Figure contents as structured data:
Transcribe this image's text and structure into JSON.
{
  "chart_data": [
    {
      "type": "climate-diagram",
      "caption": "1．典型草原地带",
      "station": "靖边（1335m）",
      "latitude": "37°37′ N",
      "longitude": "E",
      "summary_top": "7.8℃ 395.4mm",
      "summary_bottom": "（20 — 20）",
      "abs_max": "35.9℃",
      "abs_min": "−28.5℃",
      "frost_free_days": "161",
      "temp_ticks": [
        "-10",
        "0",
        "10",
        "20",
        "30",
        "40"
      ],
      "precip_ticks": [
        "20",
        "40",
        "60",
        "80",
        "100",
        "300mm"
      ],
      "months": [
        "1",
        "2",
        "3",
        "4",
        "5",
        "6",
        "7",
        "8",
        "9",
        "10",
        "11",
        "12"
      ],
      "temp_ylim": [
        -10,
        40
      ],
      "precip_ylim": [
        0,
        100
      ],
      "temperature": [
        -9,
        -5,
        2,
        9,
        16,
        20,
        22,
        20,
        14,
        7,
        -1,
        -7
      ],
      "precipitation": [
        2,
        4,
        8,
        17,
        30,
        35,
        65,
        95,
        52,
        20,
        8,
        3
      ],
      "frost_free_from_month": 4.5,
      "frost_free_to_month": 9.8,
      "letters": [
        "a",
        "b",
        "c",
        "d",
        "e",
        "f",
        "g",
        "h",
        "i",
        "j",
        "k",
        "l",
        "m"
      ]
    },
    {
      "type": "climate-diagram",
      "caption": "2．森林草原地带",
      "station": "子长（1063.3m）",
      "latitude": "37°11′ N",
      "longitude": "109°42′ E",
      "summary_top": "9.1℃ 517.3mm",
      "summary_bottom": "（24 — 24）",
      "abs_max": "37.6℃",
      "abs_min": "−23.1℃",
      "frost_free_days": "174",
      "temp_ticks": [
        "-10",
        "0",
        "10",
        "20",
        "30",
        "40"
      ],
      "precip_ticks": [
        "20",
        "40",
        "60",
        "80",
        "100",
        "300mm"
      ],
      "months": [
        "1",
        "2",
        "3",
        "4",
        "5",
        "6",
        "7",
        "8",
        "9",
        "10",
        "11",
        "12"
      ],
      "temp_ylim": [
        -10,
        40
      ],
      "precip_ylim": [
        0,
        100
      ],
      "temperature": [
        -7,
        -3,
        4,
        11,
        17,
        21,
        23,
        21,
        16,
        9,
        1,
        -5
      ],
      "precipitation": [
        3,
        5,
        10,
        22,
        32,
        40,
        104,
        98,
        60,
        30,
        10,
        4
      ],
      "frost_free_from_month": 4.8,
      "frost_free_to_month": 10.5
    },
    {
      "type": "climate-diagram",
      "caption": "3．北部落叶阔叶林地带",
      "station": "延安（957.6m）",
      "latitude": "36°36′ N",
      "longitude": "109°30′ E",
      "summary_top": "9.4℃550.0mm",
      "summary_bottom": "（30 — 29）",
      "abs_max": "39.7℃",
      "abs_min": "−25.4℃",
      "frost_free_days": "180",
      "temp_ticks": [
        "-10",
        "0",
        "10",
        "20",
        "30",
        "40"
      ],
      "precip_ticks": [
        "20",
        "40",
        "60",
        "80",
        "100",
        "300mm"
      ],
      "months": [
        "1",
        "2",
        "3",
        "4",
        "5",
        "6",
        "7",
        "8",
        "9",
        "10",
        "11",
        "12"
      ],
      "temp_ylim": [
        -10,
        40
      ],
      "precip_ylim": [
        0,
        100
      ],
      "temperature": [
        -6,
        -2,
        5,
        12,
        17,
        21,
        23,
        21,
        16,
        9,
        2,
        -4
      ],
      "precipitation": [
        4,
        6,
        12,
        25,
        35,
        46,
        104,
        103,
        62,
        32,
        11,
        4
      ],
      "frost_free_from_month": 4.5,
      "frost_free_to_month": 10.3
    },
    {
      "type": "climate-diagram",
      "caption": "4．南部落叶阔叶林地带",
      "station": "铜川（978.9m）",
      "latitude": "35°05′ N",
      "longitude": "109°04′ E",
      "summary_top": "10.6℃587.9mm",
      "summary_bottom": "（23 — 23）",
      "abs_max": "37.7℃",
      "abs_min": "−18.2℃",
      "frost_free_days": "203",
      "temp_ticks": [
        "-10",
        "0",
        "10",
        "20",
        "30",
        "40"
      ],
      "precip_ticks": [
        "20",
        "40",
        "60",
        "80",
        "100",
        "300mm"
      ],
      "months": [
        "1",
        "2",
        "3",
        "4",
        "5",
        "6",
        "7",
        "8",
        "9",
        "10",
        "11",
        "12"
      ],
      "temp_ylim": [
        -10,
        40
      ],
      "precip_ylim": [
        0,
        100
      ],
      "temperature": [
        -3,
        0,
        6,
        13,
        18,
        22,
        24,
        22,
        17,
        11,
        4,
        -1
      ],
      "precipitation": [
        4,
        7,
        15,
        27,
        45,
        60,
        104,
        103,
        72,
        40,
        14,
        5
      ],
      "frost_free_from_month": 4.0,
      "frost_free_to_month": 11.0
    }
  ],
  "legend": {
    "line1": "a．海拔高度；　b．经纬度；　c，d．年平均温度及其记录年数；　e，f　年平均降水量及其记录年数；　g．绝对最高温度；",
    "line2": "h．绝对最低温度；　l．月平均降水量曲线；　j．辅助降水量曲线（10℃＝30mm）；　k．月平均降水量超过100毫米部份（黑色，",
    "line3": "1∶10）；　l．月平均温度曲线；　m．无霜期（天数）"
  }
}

* [The request]: Your task is to give the records above again, exactly.

* [Output of the task]:
Transcribe this image's text and structure into JSON.
{
  "chart_data": [
    {
      "type": "climate-diagram",
      "caption": "1．典型草原地带",
      "station": "靖边（1335m）",
      "latitude": "37°37′ N",
      "longitude": "E",
      "summary_top": "7.8℃ 395.4mm",
      "summary_bottom": "（20 — 20）",
      "abs_max": "35.9℃",
      "abs_min": "−28.5℃",
      "frost_free_days": "161",
      "temp_ticks": [
        "-10",
        "0",
        "10",
        "20",
        "30",
        "40"
      ],
      "precip_ticks": [
        "20",
        "40",
        "60",
        "80",
        "100",
        "300mm"
      ],
      "months": [
        "1",
        "2",
        "3",
        "4",
        "5",
        "6",
        "7",
        "8",
        "9",
        "10",
        "11",
        "12"
      ],
      "temp_ylim": [
        -10,
        40
      ],
      "precip_ylim": [
        0,
        100
      ],
      "temperature": [
        -9,
        -5,
        2,
        9,
        16,
        20,
        22,
        20,
        14,
        7,
        -1,
        -7
      ],
      "precipitation": [
        2,
        4,
        8,
        17,
        30,
        35,
        65,
        95,
        52,
        20,
        8,
        3
      ],
      "frost_free_from_month": 4.5,
      "frost_free_to_month": 9.8,
      "letters": [
        "a",
        "b",
        "c",
        "d",
        "e",
        "f",
        "g",
        "h",
        "i",
        "j",
        "k",
        "l",
        "m"
      ]
    },
    {
      "type": "climate-diagram",
      "caption": "2．森林草原地带",
      "station": "子长（1063.3m）",
      "latitude": "37°11′ N",
      "longitude": "109°42′ E",
      "summary_top": "9.1℃ 517.3mm",
      "summary_bottom": "（24 — 24）",
      "abs_max": "37.6℃",
      "abs_min": "−23.1℃",
      "frost_free_days": "174",
      "temp_ticks": [
        "-10",
        "0",
        "10",
        "20",
        "30",
        "40"
      ],
      "precip_ticks": [
        "20",
        "40",
        "60",
        "80",
        "100",
        "300mm"
      ],
      "months": [
        "1",
        "2",
        "3",
        "4",
        "5",
        "6",
        "7",
        "8",
        "9",
        "10",
        "11",
        "12"
      ],
      "temp_ylim": [
        -10,
        40
      ],
      "precip_ylim": [
        0,
        100
      ],
      "temperature": [
        -7,
        -3,
        4,
        11,
        17,
        21,
        23,
        21,
        16,
        9,
        1,
        -5
      ],
      "precipitation": [
        3,
        5,
        10,
        22,
        32,
        40,
        104,
        98,
        60,
        30,
        10,
        4
      ],
      "frost_free_from_month": 4.8,
      "frost_free_to_month": 10.5
    },
    {
      "type": "climate-diagram",
      "caption": "3．北部落叶阔叶林地带",
      "station": "延安（957.6m）",
      "latitude": "36°36′ N",
      "longitude": "109°30′ E",
      "summary_top": "9.4℃550.0mm",
      "summary_bottom": "（30 — 29）",
      "abs_max": "39.7℃",
      "abs_min": "−25.4℃",
      "frost_free_days": "180",
      "temp_ticks": [
        "-10",
        "0",
        "10",
        "20",
        "30",
        "40"
      ],
      "precip_ticks": [
        "20",
        "40",
        "60",
        "80",
        "100",
        "300mm"
      ],
      "months": [
        "1",
        "2",
        "3",
        "4",
        "5",
        "6",
        "7",
        "8",
        "9",
        "10",
        "11",
        "12"
      ],
      "temp_ylim": [
        -10,
        40
      ],
      "precip_ylim": [
        0,
        100
      ],
      "temperature": [
        -6,
        -2,
        5,
        12,
        17,
        21,
        23,
        21,
        16,
        9,
        2,
        -4
      ],
      "precipitation": [
        4,
        6,
        12,
        25,
        35,
        46,
        104,
        103,
        62,
        32,
        11,
        4
      ],
      "frost_free_from_month": 4.5,
      "frost_free_to_month": 10.3
    },
    {
      "type": "climate-diagram",
      "caption": "4．南部落叶阔叶林地带",
      "station": "铜川（978.9m）",
      "latitude": "35°05′ N",
      "longitude": "109°04′ E",
      "summary_top": "10.6℃587.9mm",
      "summary_bottom": "（23 — 23）",
      "abs_max": "37.7℃",
      "abs_min": "−18.2℃",
      "frost_free_days": "203",
      "temp_ticks": [
        "-10",
        "0",
        "10",
        "20",
        "30",
        "40"
      ],
      "precip_ticks": [
        "20",
        "40",
        "60",
        "80",
        "100",
        "300mm"
      ],
      "months": [
        "1",
        "2",
        "3",
        "4",
        "5",
        "6",
        "7",
        "8",
        "9",
        "10",
        "11",
        "12"
      ],
      "temp_ylim": [
        -10,
        40
      ],
      "precip_ylim": [
        0,
        100
      ],
      "temperature": [
        -3,
        0,
        6,
        13,
        18,
        22,
        24,
        22,
        17,
        11,
        4,
        -1
      ],
      "precipitation": [
        4,
        7,
        15,
        27,
        45,
        60,
        104,
        103,
        72,
        40,
        14,
        5
      ],
      "frost_free_from_month": 4.0,
      "frost_free_to_month": 11.0
    }
  ],
  "legend": {
    "line1": "a．海拔高度；　b．经纬度；　c，d．年平均温度及其记录年数；　e，f　年平均降水量及其记录年数；　g．绝对最高温度；",
    "line2": "h．绝对最低温度；　l．月平均降水量曲线；　j．辅助降水量曲线（10℃＝30mm）；　k．月平均降水量超过100毫米部份（黑色，",
    "line3": "1∶10）；　l．月平均温度曲线；　m．无霜期（天数）"
  }
}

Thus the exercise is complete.